• **Set exercise**
Retype the data that follows line by line, exactly, and leave its pictures out.

Part of a data file:
■ ■ ■ ■

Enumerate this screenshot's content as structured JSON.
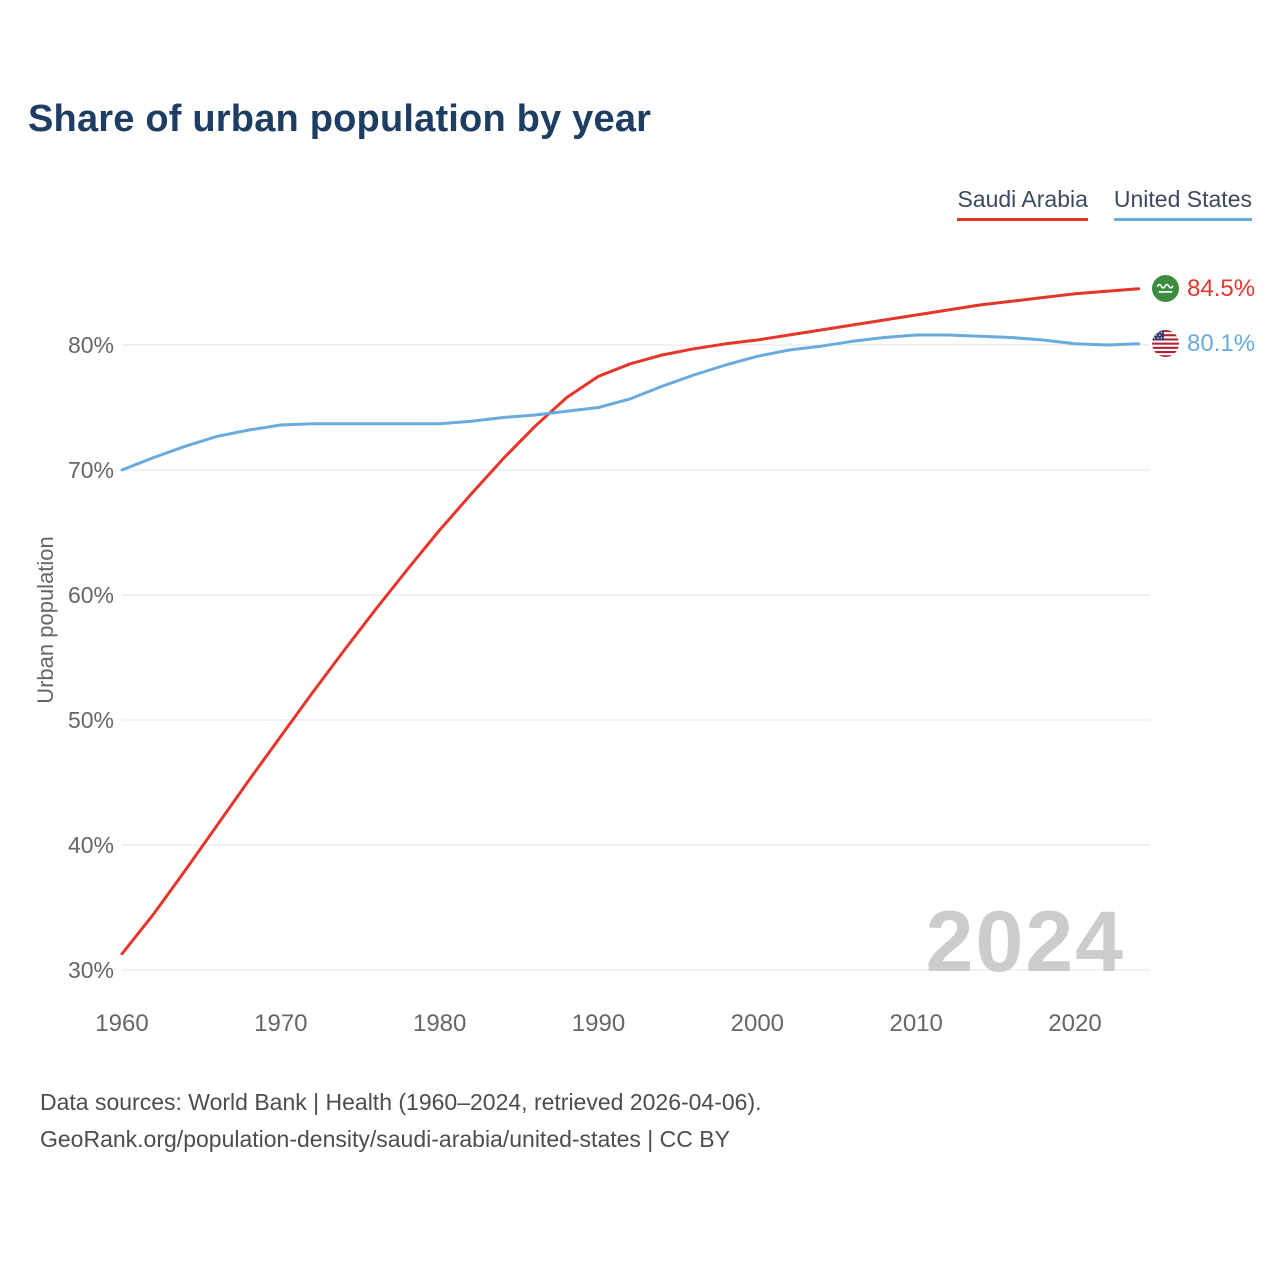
{
  "chart": {
    "title": "Share of urban population by year",
    "ylabel": "Urban population",
    "watermark": "2024"
  },
  "legend": [
    {
      "label": "Saudi Arabia",
      "color": "#e6352b"
    },
    {
      "label": "United States",
      "color": "#6aabdd"
    }
  ],
  "footer": {
    "line1": "Data sources: World Bank | Health (1960–2024, retrieved 2026-04-06).",
    "line2": "GeoRank.org/population-density/saudi-arabia/united-states | CC BY"
  },
  "chart_data": {
    "type": "line",
    "title": "Share of urban population by year",
    "xlabel": "",
    "ylabel": "Urban population",
    "xlim": [
      1960,
      2024
    ],
    "ylim": [
      30,
      86
    ],
    "x_ticks": [
      1960,
      1970,
      1980,
      1990,
      2000,
      2010,
      2020
    ],
    "y_ticks": [
      30,
      40,
      50,
      60,
      70,
      80
    ],
    "grid": "horizontal",
    "legend_position": "top-right",
    "x": [
      1960,
      1962,
      1964,
      1966,
      1968,
      1970,
      1972,
      1974,
      1976,
      1978,
      1980,
      1982,
      1984,
      1986,
      1988,
      1990,
      1992,
      1994,
      1996,
      1998,
      2000,
      2002,
      2004,
      2006,
      2008,
      2010,
      2012,
      2014,
      2016,
      2018,
      2020,
      2022,
      2024
    ],
    "series": [
      {
        "name": "Saudi Arabia",
        "color": "#e6352b",
        "end_label": "84.5%",
        "values": [
          31.3,
          34.5,
          38.0,
          41.6,
          45.2,
          48.7,
          52.2,
          55.6,
          58.9,
          62.1,
          65.2,
          68.1,
          70.9,
          73.5,
          75.8,
          77.5,
          78.5,
          79.2,
          79.7,
          80.1,
          80.4,
          80.8,
          81.2,
          81.6,
          82.0,
          82.4,
          82.8,
          83.2,
          83.5,
          83.8,
          84.1,
          84.3,
          84.5
        ]
      },
      {
        "name": "United States",
        "color": "#6aabdd",
        "end_label": "80.1%",
        "values": [
          70.0,
          71.0,
          71.9,
          72.7,
          73.2,
          73.6,
          73.7,
          73.7,
          73.7,
          73.7,
          73.7,
          73.9,
          74.2,
          74.4,
          74.7,
          75.0,
          75.7,
          76.7,
          77.6,
          78.4,
          79.1,
          79.6,
          79.9,
          80.3,
          80.6,
          80.8,
          80.8,
          80.7,
          80.6,
          80.4,
          80.1,
          80.0,
          80.1
        ]
      }
    ]
  }
}
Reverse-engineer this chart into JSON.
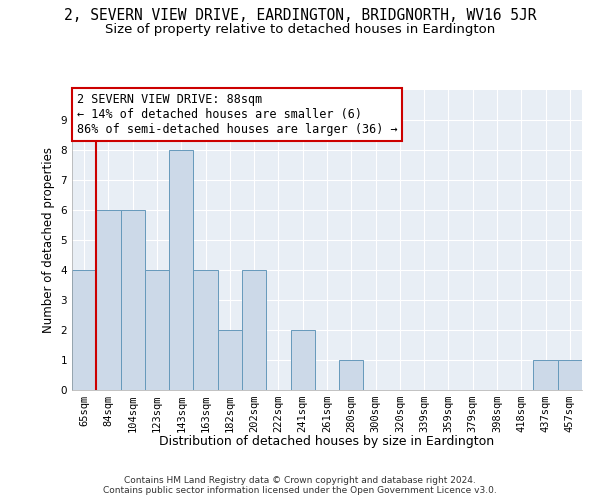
{
  "title": "2, SEVERN VIEW DRIVE, EARDINGTON, BRIDGNORTH, WV16 5JR",
  "subtitle": "Size of property relative to detached houses in Eardington",
  "xlabel": "Distribution of detached houses by size in Eardington",
  "ylabel": "Number of detached properties",
  "categories": [
    "65sqm",
    "84sqm",
    "104sqm",
    "123sqm",
    "143sqm",
    "163sqm",
    "182sqm",
    "202sqm",
    "222sqm",
    "241sqm",
    "261sqm",
    "280sqm",
    "300sqm",
    "320sqm",
    "339sqm",
    "359sqm",
    "379sqm",
    "398sqm",
    "418sqm",
    "437sqm",
    "457sqm"
  ],
  "values": [
    4,
    6,
    6,
    4,
    8,
    4,
    2,
    4,
    0,
    2,
    0,
    1,
    0,
    0,
    0,
    0,
    0,
    0,
    0,
    1,
    1
  ],
  "bar_color": "#ccd9e8",
  "bar_edge_color": "#6699bb",
  "ref_line_x": 0.5,
  "ref_line_color": "#cc0000",
  "annotation_line1": "2 SEVERN VIEW DRIVE: 88sqm",
  "annotation_line2": "← 14% of detached houses are smaller (6)",
  "annotation_line3": "86% of semi-detached houses are larger (36) →",
  "annotation_box_color": "#cc0000",
  "plot_bg_color": "#e8eef5",
  "ylim": [
    0,
    10
  ],
  "yticks": [
    0,
    1,
    2,
    3,
    4,
    5,
    6,
    7,
    8,
    9,
    10
  ],
  "footer_line1": "Contains HM Land Registry data © Crown copyright and database right 2024.",
  "footer_line2": "Contains public sector information licensed under the Open Government Licence v3.0.",
  "title_fontsize": 10.5,
  "subtitle_fontsize": 9.5,
  "xlabel_fontsize": 9,
  "ylabel_fontsize": 8.5,
  "tick_fontsize": 7.5,
  "annotation_fontsize": 8.5,
  "footer_fontsize": 6.5
}
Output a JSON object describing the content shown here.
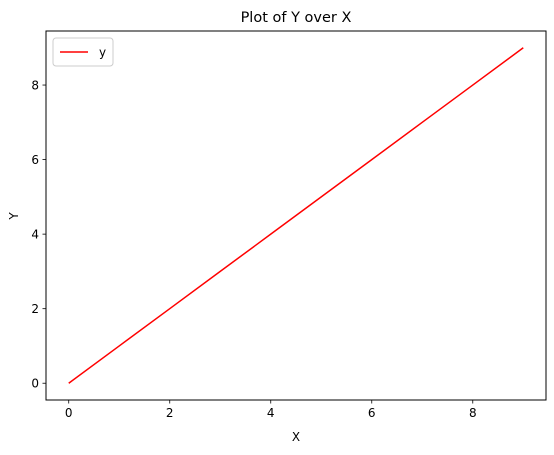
{
  "chart_data": {
    "type": "line",
    "title": "Plot of Y over X",
    "xlabel": "X",
    "ylabel": "Y",
    "x": [
      0,
      1,
      2,
      3,
      4,
      5,
      6,
      7,
      8,
      9
    ],
    "series": [
      {
        "name": "y",
        "values": [
          0,
          1,
          2,
          3,
          4,
          5,
          6,
          7,
          8,
          9
        ],
        "color": "#ff0000"
      }
    ],
    "xlim": [
      -0.45,
      9.45
    ],
    "ylim": [
      -0.45,
      9.45
    ],
    "xticks": [
      0,
      2,
      4,
      6,
      8
    ],
    "yticks": [
      0,
      2,
      4,
      6,
      8
    ],
    "grid": false,
    "legend": {
      "position": "upper-left",
      "entries": [
        "y"
      ]
    }
  }
}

■ ■ ■ ■

• **Exercise answer**
Enumerate this screenshot's content as structured JSON.
{
  "chart": {
    "title": "Share of urban population by year",
    "ylabel": "Urban population",
    "watermark": "2024"
  },
  "legend": [
    {
      "label": "Saudi Arabia",
      "color": "#e6352b"
    },
    {
      "label": "United States",
      "color": "#6aabdd"
    }
  ],
  "footer": {
    "line1": "Data sources: World Bank | Health (1960–2024, retrieved 2026-04-06).",
    "line2": "GeoRank.org/population-density/saudi-arabia/united-states | CC BY"
  },
  "chart_data": {
    "type": "line",
    "title": "Share of urban population by year",
    "xlabel": "",
    "ylabel": "Urban population",
    "xlim": [
      1960,
      2024
    ],
    "ylim": [
      30,
      86
    ],
    "x_ticks": [
      1960,
      1970,
      1980,
      1990,
      2000,
      2010,
      2020
    ],
    "y_ticks": [
      30,
      40,
      50,
      60,
      70,
      80
    ],
    "grid": "horizontal",
    "legend_position": "top-right",
    "x": [
      1960,
      1962,
      1964,
      1966,
      1968,
      1970,
      1972,
      1974,
      1976,
      1978,
      1980,
      1982,
      1984,
      1986,
      1988,
      1990,
      1992,
      1994,
      1996,
      1998,
      2000,
      2002,
      2004,
      2006,
      2008,
      2010,
      2012,
      2014,
      2016,
      2018,
      2020,
      2022,
      2024
    ],
    "series": [
      {
        "name": "Saudi Arabia",
        "color": "#e6352b",
        "end_label": "84.5%",
        "values": [
          31.3,
          34.5,
          38.0,
          41.6,
          45.2,
          48.7,
          52.2,
          55.6,
          58.9,
          62.1,
          65.2,
          68.1,
          70.9,
          73.5,
          75.8,
          77.5,
          78.5,
          79.2,
          79.7,
          80.1,
          80.4,
          80.8,
          81.2,
          81.6,
          82.0,
          82.4,
          82.8,
          83.2,
          83.5,
          83.8,
          84.1,
          84.3,
          84.5
        ]
      },
      {
        "name": "United States",
        "color": "#6aabdd",
        "end_label": "80.1%",
        "values": [
          70.0,
          71.0,
          71.9,
          72.7,
          73.2,
          73.6,
          73.7,
          73.7,
          73.7,
          73.7,
          73.7,
          73.9,
          74.2,
          74.4,
          74.7,
          75.0,
          75.7,
          76.7,
          77.6,
          78.4,
          79.1,
          79.6,
          79.9,
          80.3,
          80.6,
          80.8,
          80.8,
          80.7,
          80.6,
          80.4,
          80.1,
          80.0,
          80.1
        ]
      }
    ]
  }
}
Reverse-engineer this chart into JSON.
{
  "title": "2, SEVERN VIEW DRIVE, EARDINGTON, BRIDGNORTH, WV16 5JR",
  "subtitle": "Size of property relative to detached houses in Eardington",
  "xlabel": "Distribution of detached houses by size in Eardington",
  "ylabel": "Number of detached properties",
  "categories": [
    "65sqm",
    "84sqm",
    "104sqm",
    "123sqm",
    "143sqm",
    "163sqm",
    "182sqm",
    "202sqm",
    "222sqm",
    "241sqm",
    "261sqm",
    "280sqm",
    "300sqm",
    "320sqm",
    "339sqm",
    "359sqm",
    "379sqm",
    "398sqm",
    "418sqm",
    "437sqm",
    "457sqm"
  ],
  "values": [
    4,
    6,
    6,
    4,
    8,
    4,
    2,
    4,
    0,
    2,
    0,
    1,
    0,
    0,
    0,
    0,
    0,
    0,
    0,
    1,
    1
  ],
  "bar_color": "#ccd9e8",
  "bar_edge_color": "#6699bb",
  "ref_line_x": 0.5,
  "ref_line_color": "#cc0000",
  "annotation_line1": "2 SEVERN VIEW DRIVE: 88sqm",
  "annotation_line2": "← 14% of detached houses are smaller (6)",
  "annotation_line3": "86% of semi-detached houses are larger (36) →",
  "annotation_box_color": "#cc0000",
  "plot_bg_color": "#e8eef5",
  "ylim": [
    0,
    10
  ],
  "yticks": [
    0,
    1,
    2,
    3,
    4,
    5,
    6,
    7,
    8,
    9,
    10
  ],
  "footer_line1": "Contains HM Land Registry data © Crown copyright and database right 2024.",
  "footer_line2": "Contains public sector information licensed under the Open Government Licence v3.0.",
  "title_fontsize": 10.5,
  "subtitle_fontsize": 9.5,
  "xlabel_fontsize": 9,
  "ylabel_fontsize": 8.5,
  "tick_fontsize": 7.5,
  "annotation_fontsize": 8.5,
  "footer_fontsize": 6.5
}
Output a JSON object describing the content shown here.
{
  "chart_data": {
    "type": "line",
    "title": "Plot of Y over X",
    "xlabel": "X",
    "ylabel": "Y",
    "x": [
      0,
      1,
      2,
      3,
      4,
      5,
      6,
      7,
      8,
      9
    ],
    "series": [
      {
        "name": "y",
        "values": [
          0,
          1,
          2,
          3,
          4,
          5,
          6,
          7,
          8,
          9
        ],
        "color": "#ff0000"
      }
    ],
    "xlim": [
      -0.45,
      9.45
    ],
    "ylim": [
      -0.45,
      9.45
    ],
    "xticks": [
      0,
      2,
      4,
      6,
      8
    ],
    "yticks": [
      0,
      2,
      4,
      6,
      8
    ],
    "grid": false,
    "legend": {
      "position": "upper-left",
      "entries": [
        "y"
      ]
    }
  }
}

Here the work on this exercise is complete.